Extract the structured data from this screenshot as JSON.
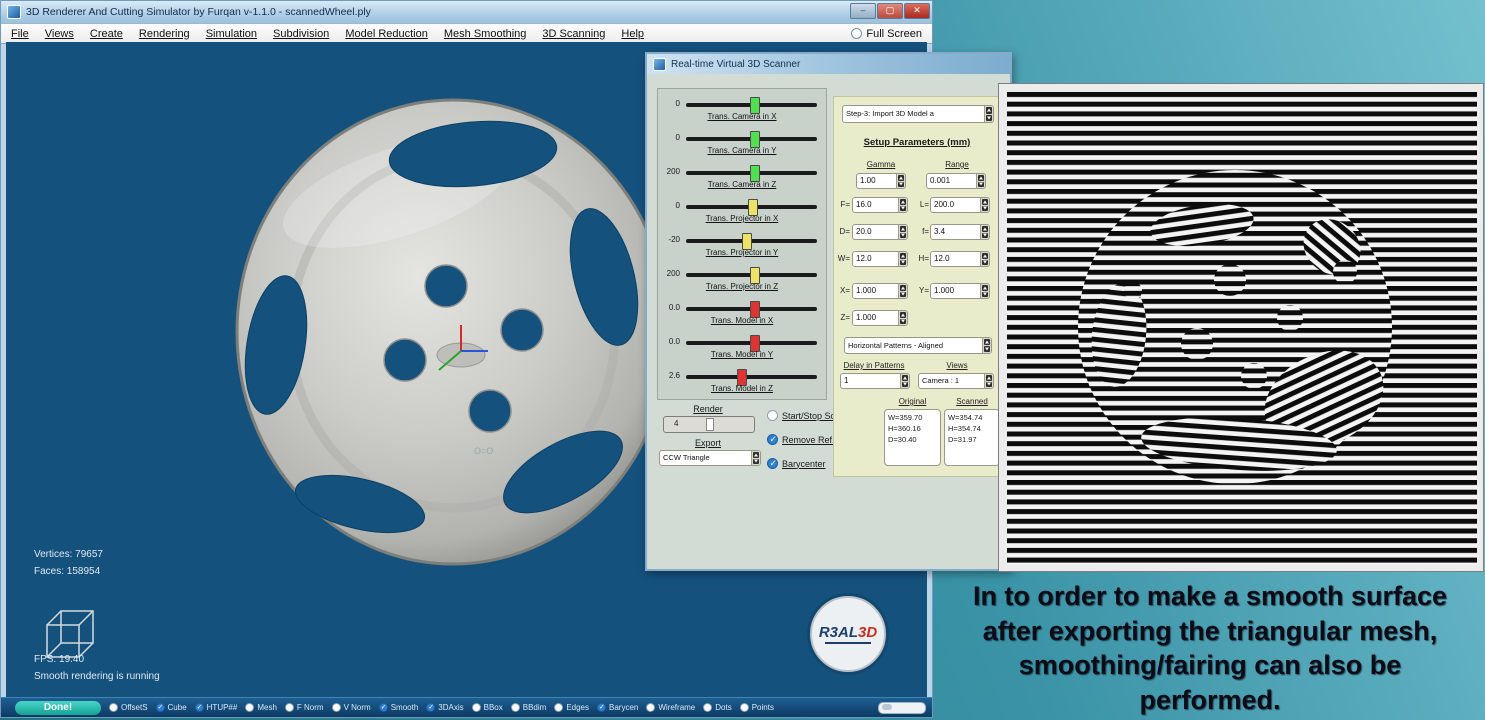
{
  "win": {
    "title": "3D Renderer And Cutting Simulator by Furqan v-1.1.0 - scannedWheel.ply",
    "menu": [
      "File",
      "Views",
      "Create",
      "Rendering",
      "Simulation",
      "Subdivision",
      "Model Reduction",
      "Mesh Smoothing",
      "3D Scanning",
      "Help"
    ],
    "full_screen": "Full Screen"
  },
  "vp": {
    "vertices": "Vertices: 79657",
    "faces": "Faces: 158954",
    "fps": "FPS: 19.40",
    "status": "Smooth rendering is running",
    "annotation": "O=O",
    "logo_main": "R3AL",
    "logo_sub": "3D"
  },
  "dlg": {
    "title": "Real-time Virtual 3D Scanner",
    "sliders": [
      {
        "value": "0",
        "label": "Trans. Camera in X",
        "color": "#52e052"
      },
      {
        "value": "0",
        "label": "Trans. Camera in Y",
        "color": "#52e052"
      },
      {
        "value": "200",
        "label": "Trans. Camera in Z",
        "color": "#52e052"
      },
      {
        "value": "0",
        "label": "Trans. Projector in X",
        "color": "#ece268"
      },
      {
        "value": "-20",
        "label": "Trans. Projector in Y",
        "color": "#ece268"
      },
      {
        "value": "200",
        "label": "Trans. Projector in Z",
        "color": "#ece268"
      },
      {
        "value": "0.0",
        "label": "Trans. Model in X",
        "color": "#e03434"
      },
      {
        "value": "0.0",
        "label": "Trans. Model in Y",
        "color": "#e03434"
      },
      {
        "value": "2.6",
        "label": "Trans. Model in Z",
        "color": "#e03434"
      }
    ],
    "render_label": "Render",
    "render_value": "4",
    "export_label": "Export",
    "export_value": "CCW Triangle",
    "checks": [
      {
        "label": "Start/Stop Scanning",
        "checked": false
      },
      {
        "label": "Remove Ref. Plane",
        "checked": true
      },
      {
        "label": "Barycenter",
        "checked": true
      }
    ],
    "step_dropdown": "Step-3: Import 3D Model a",
    "setup_header": "Setup Parameters (mm)",
    "gamma_label": "Gamma",
    "range_label": "Range",
    "gamma_value": "1.00",
    "range_value": "0.001",
    "params": [
      {
        "k": "F=",
        "v": "16.0"
      },
      {
        "k": "L=",
        "v": "200.0"
      },
      {
        "k": "D=",
        "v": "20.0"
      },
      {
        "k": "f=",
        "v": "3.4"
      },
      {
        "k": "W=",
        "v": "12.0"
      },
      {
        "k": "H=",
        "v": "12.0"
      },
      {
        "k": "X=",
        "v": "1.000"
      },
      {
        "k": "Y=",
        "v": "1.000"
      },
      {
        "k": "Z=",
        "v": "1.000"
      }
    ],
    "pattern_dropdown": "Horizontal Patterns - Aligned",
    "delay_label": "Delay in Patterns",
    "delay_value": "1",
    "views_label": "Views",
    "views_value": "Camera : 1",
    "original": {
      "label": "Original",
      "l1": "W=359.70",
      "l2": "H=360.16",
      "l3": "D=30.40"
    },
    "scanned": {
      "label": "Scanned",
      "l1": "W=354.74",
      "l2": "H=354.74",
      "l3": "D=31.97"
    }
  },
  "bar": {
    "done": "Done!",
    "items": [
      {
        "label": "OffsetS",
        "checked": false
      },
      {
        "label": "Cube",
        "checked": true
      },
      {
        "label": "HTUP##",
        "checked": true
      },
      {
        "label": "Mesh",
        "checked": false
      },
      {
        "label": "F Norm",
        "checked": false
      },
      {
        "label": "V Norm",
        "checked": false
      },
      {
        "label": "Smooth",
        "checked": true
      },
      {
        "label": "3DAxis",
        "checked": true
      },
      {
        "label": "BBox",
        "checked": false
      },
      {
        "label": "BBdim",
        "checked": false
      },
      {
        "label": "Edges",
        "checked": false
      },
      {
        "label": "Barycen",
        "checked": true
      },
      {
        "label": "Wireframe",
        "checked": false
      },
      {
        "label": "Dots",
        "checked": false
      },
      {
        "label": "Points",
        "checked": false
      }
    ]
  },
  "caption": {
    "lines": [
      "In to order to make a smooth surface",
      "after exporting the triangular mesh,",
      "smoothing/fairing can also be",
      "performed."
    ]
  },
  "colors": {
    "check_blue": "#2f7fd0",
    "done_teal": "#2bb8ad",
    "viewport_blue": "#15517d",
    "slider_green": "#52e052",
    "slider_yellow": "#ece268",
    "slider_red": "#e03434"
  }
}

───

AIM OF THE EXERCISE » Transcribe the listing in full. Omit the pictures and keep every line exact.

ANSWER TO THE TASK »
Extract the structured data from this screenshot as JSON.
{
  "win": {
    "title": "3D Renderer And Cutting Simulator by Furqan v-1.1.0 - scannedWheel.ply",
    "menu": [
      "File",
      "Views",
      "Create",
      "Rendering",
      "Simulation",
      "Subdivision",
      "Model Reduction",
      "Mesh Smoothing",
      "3D Scanning",
      "Help"
    ],
    "full_screen": "Full Screen"
  },
  "vp": {
    "vertices": "Vertices: 79657",
    "faces": "Faces: 158954",
    "fps": "FPS: 19.40",
    "status": "Smooth rendering is running",
    "annotation": "O=O",
    "logo_main": "R3AL",
    "logo_sub": "3D"
  },
  "dlg": {
    "title": "Real-time Virtual 3D Scanner",
    "sliders": [
      {
        "value": "0",
        "label": "Trans. Camera in X",
        "color": "#52e052"
      },
      {
        "value": "0",
        "label": "Trans. Camera in Y",
        "color": "#52e052"
      },
      {
        "value": "200",
        "label": "Trans. Camera in Z",
        "color": "#52e052"
      },
      {
        "value": "0",
        "label": "Trans. Projector in X",
        "color": "#ece268"
      },
      {
        "value": "-20",
        "label": "Trans. Projector in Y",
        "color": "#ece268"
      },
      {
        "value": "200",
        "label": "Trans. Projector in Z",
        "color": "#ece268"
      },
      {
        "value": "0.0",
        "label": "Trans. Model in X",
        "color": "#e03434"
      },
      {
        "value": "0.0",
        "label": "Trans. Model in Y",
        "color": "#e03434"
      },
      {
        "value": "2.6",
        "label": "Trans. Model in Z",
        "color": "#e03434"
      }
    ],
    "render_label": "Render",
    "render_value": "4",
    "export_label": "Export",
    "export_value": "CCW Triangle",
    "checks": [
      {
        "label": "Start/Stop Scanning",
        "checked": false
      },
      {
        "label": "Remove Ref. Plane",
        "checked": true
      },
      {
        "label": "Barycenter",
        "checked": true
      }
    ],
    "step_dropdown": "Step-3: Import 3D Model a",
    "setup_header": "Setup Parameters (mm)",
    "gamma_label": "Gamma",
    "range_label": "Range",
    "gamma_value": "1.00",
    "range_value": "0.001",
    "params": [
      {
        "k": "F=",
        "v": "16.0"
      },
      {
        "k": "L=",
        "v": "200.0"
      },
      {
        "k": "D=",
        "v": "20.0"
      },
      {
        "k": "f=",
        "v": "3.4"
      },
      {
        "k": "W=",
        "v": "12.0"
      },
      {
        "k": "H=",
        "v": "12.0"
      },
      {
        "k": "X=",
        "v": "1.000"
      },
      {
        "k": "Y=",
        "v": "1.000"
      },
      {
        "k": "Z=",
        "v": "1.000"
      }
    ],
    "pattern_dropdown": "Horizontal Patterns - Aligned",
    "delay_label": "Delay in Patterns",
    "delay_value": "1",
    "views_label": "Views",
    "views_value": "Camera : 1",
    "original": {
      "label": "Original",
      "l1": "W=359.70",
      "l2": "H=360.16",
      "l3": "D=30.40"
    },
    "scanned": {
      "label": "Scanned",
      "l1": "W=354.74",
      "l2": "H=354.74",
      "l3": "D=31.97"
    }
  },
  "bar": {
    "done": "Done!",
    "items": [
      {
        "label": "OffsetS",
        "checked": false
      },
      {
        "label": "Cube",
        "checked": true
      },
      {
        "label": "HTUP##",
        "checked": true
      },
      {
        "label": "Mesh",
        "checked": false
      },
      {
        "label": "F Norm",
        "checked": false
      },
      {
        "label": "V Norm",
        "checked": false
      },
      {
        "label": "Smooth",
        "checked": true
      },
      {
        "label": "3DAxis",
        "checked": true
      },
      {
        "label": "BBox",
        "checked": false
      },
      {
        "label": "BBdim",
        "checked": false
      },
      {
        "label": "Edges",
        "checked": false
      },
      {
        "label": "Barycen",
        "checked": true
      },
      {
        "label": "Wireframe",
        "checked": false
      },
      {
        "label": "Dots",
        "checked": false
      },
      {
        "label": "Points",
        "checked": false
      }
    ]
  },
  "caption": {
    "lines": [
      "In to order to make a smooth surface",
      "after exporting the triangular mesh,",
      "smoothing/fairing can also be",
      "performed."
    ]
  },
  "colors": {
    "check_blue": "#2f7fd0",
    "done_teal": "#2bb8ad",
    "viewport_blue": "#15517d",
    "slider_green": "#52e052",
    "slider_yellow": "#ece268",
    "slider_red": "#e03434"
  }
}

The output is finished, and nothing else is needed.